Data entries for graphics:
=-=-=

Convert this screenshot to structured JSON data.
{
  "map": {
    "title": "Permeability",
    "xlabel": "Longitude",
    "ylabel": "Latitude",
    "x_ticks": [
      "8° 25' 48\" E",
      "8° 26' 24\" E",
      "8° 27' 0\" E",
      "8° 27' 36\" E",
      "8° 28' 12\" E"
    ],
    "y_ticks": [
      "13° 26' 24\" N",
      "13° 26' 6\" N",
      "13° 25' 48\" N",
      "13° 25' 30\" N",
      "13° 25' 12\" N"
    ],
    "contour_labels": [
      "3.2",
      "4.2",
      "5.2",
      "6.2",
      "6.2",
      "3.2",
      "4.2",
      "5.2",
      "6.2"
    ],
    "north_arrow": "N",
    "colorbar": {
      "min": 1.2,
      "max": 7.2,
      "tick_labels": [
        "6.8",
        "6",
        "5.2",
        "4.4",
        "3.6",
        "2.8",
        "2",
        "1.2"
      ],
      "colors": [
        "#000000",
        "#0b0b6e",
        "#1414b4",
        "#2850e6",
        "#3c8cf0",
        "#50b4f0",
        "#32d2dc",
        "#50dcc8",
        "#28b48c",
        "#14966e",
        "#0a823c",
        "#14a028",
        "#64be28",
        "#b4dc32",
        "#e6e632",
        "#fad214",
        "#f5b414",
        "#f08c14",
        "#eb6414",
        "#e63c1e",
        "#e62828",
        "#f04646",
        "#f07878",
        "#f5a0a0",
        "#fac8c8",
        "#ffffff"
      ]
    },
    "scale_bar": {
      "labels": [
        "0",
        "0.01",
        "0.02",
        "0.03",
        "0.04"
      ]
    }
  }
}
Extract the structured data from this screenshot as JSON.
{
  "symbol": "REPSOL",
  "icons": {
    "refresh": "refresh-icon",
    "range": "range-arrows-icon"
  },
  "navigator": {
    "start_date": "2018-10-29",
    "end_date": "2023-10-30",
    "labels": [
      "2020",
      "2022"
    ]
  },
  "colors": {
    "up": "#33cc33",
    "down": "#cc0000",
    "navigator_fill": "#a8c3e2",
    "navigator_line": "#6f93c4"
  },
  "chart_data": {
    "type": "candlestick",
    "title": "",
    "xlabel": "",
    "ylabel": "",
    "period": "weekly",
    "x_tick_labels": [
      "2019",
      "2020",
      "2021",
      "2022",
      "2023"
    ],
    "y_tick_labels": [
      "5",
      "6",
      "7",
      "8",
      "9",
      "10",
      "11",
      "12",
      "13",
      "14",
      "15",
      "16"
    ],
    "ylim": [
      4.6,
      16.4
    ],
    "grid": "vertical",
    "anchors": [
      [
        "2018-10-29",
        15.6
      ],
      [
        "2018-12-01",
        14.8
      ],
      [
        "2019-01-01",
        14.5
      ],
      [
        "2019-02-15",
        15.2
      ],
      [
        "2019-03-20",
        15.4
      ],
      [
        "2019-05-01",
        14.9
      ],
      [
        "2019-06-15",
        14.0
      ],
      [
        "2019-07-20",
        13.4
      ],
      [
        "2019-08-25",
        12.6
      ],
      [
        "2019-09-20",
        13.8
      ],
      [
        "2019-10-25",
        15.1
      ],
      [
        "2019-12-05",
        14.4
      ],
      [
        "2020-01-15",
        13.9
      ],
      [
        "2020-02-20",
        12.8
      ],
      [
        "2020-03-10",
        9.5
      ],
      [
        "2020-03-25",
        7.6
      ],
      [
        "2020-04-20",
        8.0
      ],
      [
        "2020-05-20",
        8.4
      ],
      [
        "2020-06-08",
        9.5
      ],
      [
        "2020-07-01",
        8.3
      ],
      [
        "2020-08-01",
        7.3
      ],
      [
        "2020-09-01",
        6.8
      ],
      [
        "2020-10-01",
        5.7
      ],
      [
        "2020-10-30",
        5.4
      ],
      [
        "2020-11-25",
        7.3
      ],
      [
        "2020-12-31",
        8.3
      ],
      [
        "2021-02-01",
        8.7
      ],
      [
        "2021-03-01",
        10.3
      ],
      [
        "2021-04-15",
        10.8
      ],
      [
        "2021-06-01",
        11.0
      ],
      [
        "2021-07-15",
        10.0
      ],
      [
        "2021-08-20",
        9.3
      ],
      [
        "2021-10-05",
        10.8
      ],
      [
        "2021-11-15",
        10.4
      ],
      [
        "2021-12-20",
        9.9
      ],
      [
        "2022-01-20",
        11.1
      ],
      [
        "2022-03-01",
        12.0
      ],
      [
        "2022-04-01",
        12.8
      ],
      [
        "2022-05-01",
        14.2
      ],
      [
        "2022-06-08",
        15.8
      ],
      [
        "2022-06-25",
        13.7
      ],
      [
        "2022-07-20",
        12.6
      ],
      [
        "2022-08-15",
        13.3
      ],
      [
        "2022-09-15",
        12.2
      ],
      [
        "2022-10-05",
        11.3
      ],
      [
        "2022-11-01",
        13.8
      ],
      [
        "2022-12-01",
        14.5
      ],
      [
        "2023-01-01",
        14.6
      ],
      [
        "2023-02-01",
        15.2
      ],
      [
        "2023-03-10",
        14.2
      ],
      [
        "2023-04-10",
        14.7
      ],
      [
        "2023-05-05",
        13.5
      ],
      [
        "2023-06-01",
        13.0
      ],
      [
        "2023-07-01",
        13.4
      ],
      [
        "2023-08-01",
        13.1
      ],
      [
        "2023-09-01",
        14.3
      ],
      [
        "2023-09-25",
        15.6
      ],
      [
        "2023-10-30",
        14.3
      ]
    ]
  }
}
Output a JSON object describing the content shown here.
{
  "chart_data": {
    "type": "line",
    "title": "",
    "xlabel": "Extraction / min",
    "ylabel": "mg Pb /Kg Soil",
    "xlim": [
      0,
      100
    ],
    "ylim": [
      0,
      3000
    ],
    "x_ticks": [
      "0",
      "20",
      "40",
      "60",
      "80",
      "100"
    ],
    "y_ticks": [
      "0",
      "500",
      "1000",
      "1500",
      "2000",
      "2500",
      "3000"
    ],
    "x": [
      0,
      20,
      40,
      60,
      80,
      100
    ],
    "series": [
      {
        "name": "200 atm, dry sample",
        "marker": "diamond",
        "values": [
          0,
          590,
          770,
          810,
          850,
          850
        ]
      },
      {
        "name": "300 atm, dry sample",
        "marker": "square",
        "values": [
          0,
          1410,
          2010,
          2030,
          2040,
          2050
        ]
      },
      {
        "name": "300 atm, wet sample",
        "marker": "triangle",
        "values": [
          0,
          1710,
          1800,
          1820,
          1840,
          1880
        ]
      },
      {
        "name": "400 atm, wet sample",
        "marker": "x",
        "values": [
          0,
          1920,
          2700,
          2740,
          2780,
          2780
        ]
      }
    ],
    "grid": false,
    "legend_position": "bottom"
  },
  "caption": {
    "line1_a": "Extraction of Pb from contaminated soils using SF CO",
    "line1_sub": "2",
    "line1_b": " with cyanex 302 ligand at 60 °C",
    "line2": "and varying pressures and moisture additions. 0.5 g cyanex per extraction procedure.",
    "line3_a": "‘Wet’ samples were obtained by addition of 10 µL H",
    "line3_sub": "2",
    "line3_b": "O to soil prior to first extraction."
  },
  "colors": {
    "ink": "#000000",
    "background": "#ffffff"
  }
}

=-=-=

* The exercise
For the material, find the number of lines holding the word "ylabel" and give that figure and nothing more.

* Task result
3